_EXERCISE DIRECTIONS:_ Pull out each line of the records holding the string "Blockchain".

Stored items
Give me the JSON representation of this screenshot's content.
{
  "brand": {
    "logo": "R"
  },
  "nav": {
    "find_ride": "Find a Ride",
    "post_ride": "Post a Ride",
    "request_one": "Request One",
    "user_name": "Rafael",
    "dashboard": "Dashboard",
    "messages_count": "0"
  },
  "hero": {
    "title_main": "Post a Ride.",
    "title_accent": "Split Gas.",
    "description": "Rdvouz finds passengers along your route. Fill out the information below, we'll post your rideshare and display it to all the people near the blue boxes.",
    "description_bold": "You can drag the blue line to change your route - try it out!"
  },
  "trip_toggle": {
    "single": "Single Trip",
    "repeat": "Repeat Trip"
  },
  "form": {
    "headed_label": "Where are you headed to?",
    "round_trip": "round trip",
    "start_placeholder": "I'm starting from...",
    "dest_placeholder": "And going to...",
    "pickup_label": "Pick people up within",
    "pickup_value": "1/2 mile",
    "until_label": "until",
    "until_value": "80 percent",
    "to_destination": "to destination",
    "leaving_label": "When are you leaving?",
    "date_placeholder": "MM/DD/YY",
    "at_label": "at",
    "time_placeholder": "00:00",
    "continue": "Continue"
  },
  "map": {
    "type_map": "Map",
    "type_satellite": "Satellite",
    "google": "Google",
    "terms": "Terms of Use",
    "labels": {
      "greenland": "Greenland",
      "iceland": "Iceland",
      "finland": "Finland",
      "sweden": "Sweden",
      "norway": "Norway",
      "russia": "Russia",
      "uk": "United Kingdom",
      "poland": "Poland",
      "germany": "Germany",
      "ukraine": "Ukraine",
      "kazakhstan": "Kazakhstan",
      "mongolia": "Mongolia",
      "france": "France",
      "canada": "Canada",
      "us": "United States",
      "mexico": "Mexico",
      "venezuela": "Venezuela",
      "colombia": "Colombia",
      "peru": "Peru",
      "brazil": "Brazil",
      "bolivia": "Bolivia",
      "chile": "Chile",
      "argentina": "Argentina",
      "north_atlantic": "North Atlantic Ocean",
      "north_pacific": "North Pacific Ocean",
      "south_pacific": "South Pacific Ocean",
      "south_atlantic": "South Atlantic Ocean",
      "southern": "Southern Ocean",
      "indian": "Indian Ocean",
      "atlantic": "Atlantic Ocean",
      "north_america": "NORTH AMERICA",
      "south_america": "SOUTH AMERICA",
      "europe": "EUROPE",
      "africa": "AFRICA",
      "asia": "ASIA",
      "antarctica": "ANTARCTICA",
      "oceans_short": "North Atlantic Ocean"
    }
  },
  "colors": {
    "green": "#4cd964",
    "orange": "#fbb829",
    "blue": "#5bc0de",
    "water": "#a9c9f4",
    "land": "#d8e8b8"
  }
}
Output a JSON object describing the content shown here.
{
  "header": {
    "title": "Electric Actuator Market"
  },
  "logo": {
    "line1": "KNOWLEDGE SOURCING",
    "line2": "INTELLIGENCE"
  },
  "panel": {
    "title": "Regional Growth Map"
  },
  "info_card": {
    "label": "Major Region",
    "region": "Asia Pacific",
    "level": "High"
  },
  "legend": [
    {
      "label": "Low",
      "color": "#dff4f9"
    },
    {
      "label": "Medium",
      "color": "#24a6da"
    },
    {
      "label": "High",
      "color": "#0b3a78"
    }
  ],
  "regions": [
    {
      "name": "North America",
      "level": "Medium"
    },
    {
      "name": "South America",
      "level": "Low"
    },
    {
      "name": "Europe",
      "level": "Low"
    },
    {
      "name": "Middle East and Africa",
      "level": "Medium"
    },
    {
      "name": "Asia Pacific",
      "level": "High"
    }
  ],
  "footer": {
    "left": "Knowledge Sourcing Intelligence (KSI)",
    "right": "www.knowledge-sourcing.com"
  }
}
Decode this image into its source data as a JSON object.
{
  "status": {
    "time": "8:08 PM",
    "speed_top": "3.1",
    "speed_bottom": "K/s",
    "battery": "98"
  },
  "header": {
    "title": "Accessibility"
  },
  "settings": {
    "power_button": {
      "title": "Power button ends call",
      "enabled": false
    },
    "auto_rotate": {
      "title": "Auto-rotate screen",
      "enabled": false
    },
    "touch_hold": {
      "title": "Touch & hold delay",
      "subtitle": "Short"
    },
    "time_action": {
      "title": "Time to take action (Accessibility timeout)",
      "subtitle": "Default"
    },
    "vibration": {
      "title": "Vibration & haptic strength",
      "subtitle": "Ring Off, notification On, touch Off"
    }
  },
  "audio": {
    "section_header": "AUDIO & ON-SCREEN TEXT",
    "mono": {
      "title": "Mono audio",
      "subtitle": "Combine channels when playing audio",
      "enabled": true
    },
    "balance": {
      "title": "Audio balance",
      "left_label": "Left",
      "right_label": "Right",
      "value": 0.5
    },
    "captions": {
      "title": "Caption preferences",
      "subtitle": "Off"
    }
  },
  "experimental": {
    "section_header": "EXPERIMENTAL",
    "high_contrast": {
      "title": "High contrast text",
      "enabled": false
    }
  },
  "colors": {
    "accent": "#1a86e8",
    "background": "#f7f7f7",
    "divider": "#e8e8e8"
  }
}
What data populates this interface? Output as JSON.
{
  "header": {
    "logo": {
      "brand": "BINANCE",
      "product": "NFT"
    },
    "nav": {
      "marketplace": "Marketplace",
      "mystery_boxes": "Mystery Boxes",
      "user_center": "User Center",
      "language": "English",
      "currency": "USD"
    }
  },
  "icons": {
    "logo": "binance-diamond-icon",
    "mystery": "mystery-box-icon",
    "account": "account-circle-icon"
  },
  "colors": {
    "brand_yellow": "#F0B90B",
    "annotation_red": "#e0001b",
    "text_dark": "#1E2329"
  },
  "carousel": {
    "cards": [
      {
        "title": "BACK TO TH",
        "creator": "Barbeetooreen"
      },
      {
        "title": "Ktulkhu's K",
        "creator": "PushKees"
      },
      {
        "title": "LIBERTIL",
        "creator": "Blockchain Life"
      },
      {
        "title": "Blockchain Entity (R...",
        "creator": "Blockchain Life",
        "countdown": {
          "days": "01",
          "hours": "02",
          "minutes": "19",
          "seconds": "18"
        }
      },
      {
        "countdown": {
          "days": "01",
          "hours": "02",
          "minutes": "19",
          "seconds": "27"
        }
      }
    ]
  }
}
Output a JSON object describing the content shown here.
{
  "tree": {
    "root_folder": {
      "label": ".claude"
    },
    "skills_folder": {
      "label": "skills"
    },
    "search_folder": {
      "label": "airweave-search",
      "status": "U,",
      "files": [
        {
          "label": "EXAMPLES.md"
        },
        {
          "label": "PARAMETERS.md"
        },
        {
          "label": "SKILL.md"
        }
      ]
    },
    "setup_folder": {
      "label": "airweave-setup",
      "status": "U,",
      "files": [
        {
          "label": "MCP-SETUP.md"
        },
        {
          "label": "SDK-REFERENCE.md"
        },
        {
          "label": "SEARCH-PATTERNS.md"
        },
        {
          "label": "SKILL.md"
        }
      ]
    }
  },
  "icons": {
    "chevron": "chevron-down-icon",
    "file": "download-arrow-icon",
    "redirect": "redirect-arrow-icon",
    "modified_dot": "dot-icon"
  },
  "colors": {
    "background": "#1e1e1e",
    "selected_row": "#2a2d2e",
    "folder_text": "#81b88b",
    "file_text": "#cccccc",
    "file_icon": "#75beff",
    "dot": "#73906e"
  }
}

_ANSWER FOR THE TASK:_
        "creator": "Blockchain Life"
        "title": "Blockchain Entity (R...",
        "creator": "Blockchain Life",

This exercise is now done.